(Figure collection entries)
-- BEGIN --

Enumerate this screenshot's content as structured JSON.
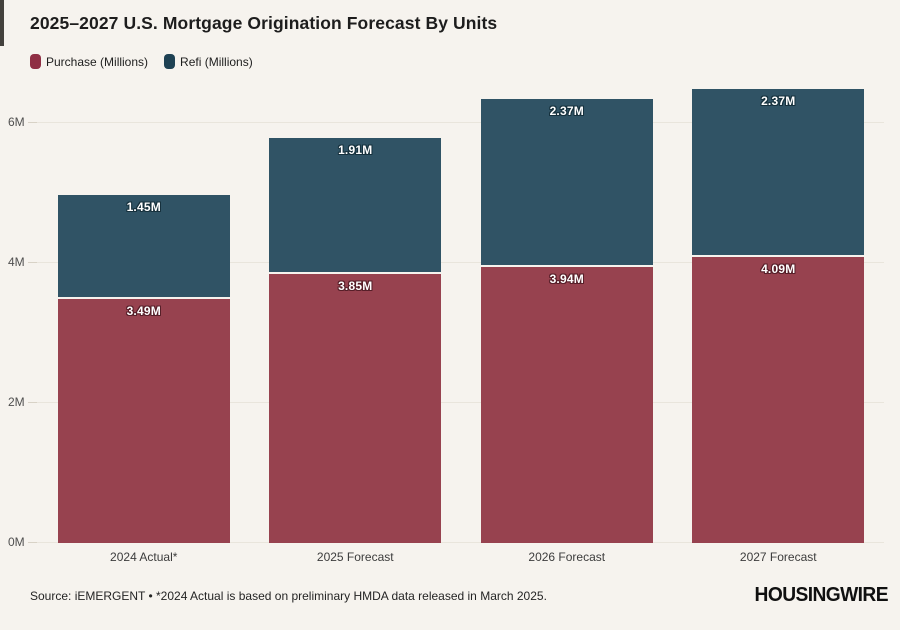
{
  "title": "2025–2027 U.S. Mortgage Origination Forecast By Units",
  "colors": {
    "background": "#f6f3ee",
    "purchase": "#97424f",
    "refi": "#305365",
    "purchase_legend": "#8f2f44",
    "refi_legend": "#1e4153",
    "gridline": "#e9e5dc",
    "purchase_label_outline": "#571f29",
    "refi_label_outline": "#16313d"
  },
  "legend": {
    "purchase_label": "Purchase (Millions)",
    "refi_label": "Refi (Millions)"
  },
  "chart_data": {
    "type": "bar",
    "stacked": true,
    "title": "2025–2027 U.S. Mortgage Origination Forecast By Units",
    "xlabel": "",
    "ylabel": "",
    "categories": [
      "2024 Actual*",
      "2025 Forecast",
      "2026 Forecast",
      "2027 Forecast"
    ],
    "series": [
      {
        "name": "Purchase (Millions)",
        "values": [
          3.49,
          3.85,
          3.94,
          4.09
        ],
        "labels": [
          "3.49M",
          "3.85M",
          "3.94M",
          "4.09M"
        ]
      },
      {
        "name": "Refi (Millions)",
        "values": [
          1.45,
          1.91,
          2.37,
          2.37
        ],
        "labels": [
          "1.45M",
          "1.91M",
          "2.37M",
          "2.37M"
        ]
      }
    ],
    "totals": [
      4.94,
      5.76,
      6.31,
      6.46
    ],
    "yticks": [
      {
        "label": "0M",
        "value": 0
      },
      {
        "label": "2M",
        "value": 2
      },
      {
        "label": "4M",
        "value": 4
      },
      {
        "label": "6M",
        "value": 6
      }
    ],
    "ylim": [
      0,
      6.5
    ],
    "grid": true,
    "legend_position": "top-left"
  },
  "footer": {
    "source": "Source: iEMERGENT • *2024 Actual is based on preliminary HMDA data released in March 2025.",
    "logo": "HOUSINGWIRE"
  }
}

-- END --

_EXERCISE BRIEF:_ Transcribe every record above exactly, leaving out the pictures.

_REPLY TO THE EXERCISE:_
Enumerate this screenshot's content as structured JSON.
{
  "title": "2025–2027 U.S. Mortgage Origination Forecast By Units",
  "colors": {
    "background": "#f6f3ee",
    "purchase": "#97424f",
    "refi": "#305365",
    "purchase_legend": "#8f2f44",
    "refi_legend": "#1e4153",
    "gridline": "#e9e5dc",
    "purchase_label_outline": "#571f29",
    "refi_label_outline": "#16313d"
  },
  "legend": {
    "purchase_label": "Purchase (Millions)",
    "refi_label": "Refi (Millions)"
  },
  "chart_data": {
    "type": "bar",
    "stacked": true,
    "title": "2025–2027 U.S. Mortgage Origination Forecast By Units",
    "xlabel": "",
    "ylabel": "",
    "categories": [
      "2024 Actual*",
      "2025 Forecast",
      "2026 Forecast",
      "2027 Forecast"
    ],
    "series": [
      {
        "name": "Purchase (Millions)",
        "values": [
          3.49,
          3.85,
          3.94,
          4.09
        ],
        "labels": [
          "3.49M",
          "3.85M",
          "3.94M",
          "4.09M"
        ]
      },
      {
        "name": "Refi (Millions)",
        "values": [
          1.45,
          1.91,
          2.37,
          2.37
        ],
        "labels": [
          "1.45M",
          "1.91M",
          "2.37M",
          "2.37M"
        ]
      }
    ],
    "totals": [
      4.94,
      5.76,
      6.31,
      6.46
    ],
    "yticks": [
      {
        "label": "0M",
        "value": 0
      },
      {
        "label": "2M",
        "value": 2
      },
      {
        "label": "4M",
        "value": 4
      },
      {
        "label": "6M",
        "value": 6
      }
    ],
    "ylim": [
      0,
      6.5
    ],
    "grid": true,
    "legend_position": "top-left"
  },
  "footer": {
    "source": "Source: iEMERGENT • *2024 Actual is based on preliminary HMDA data released in March 2025.",
    "logo": "HOUSINGWIRE"
  }
}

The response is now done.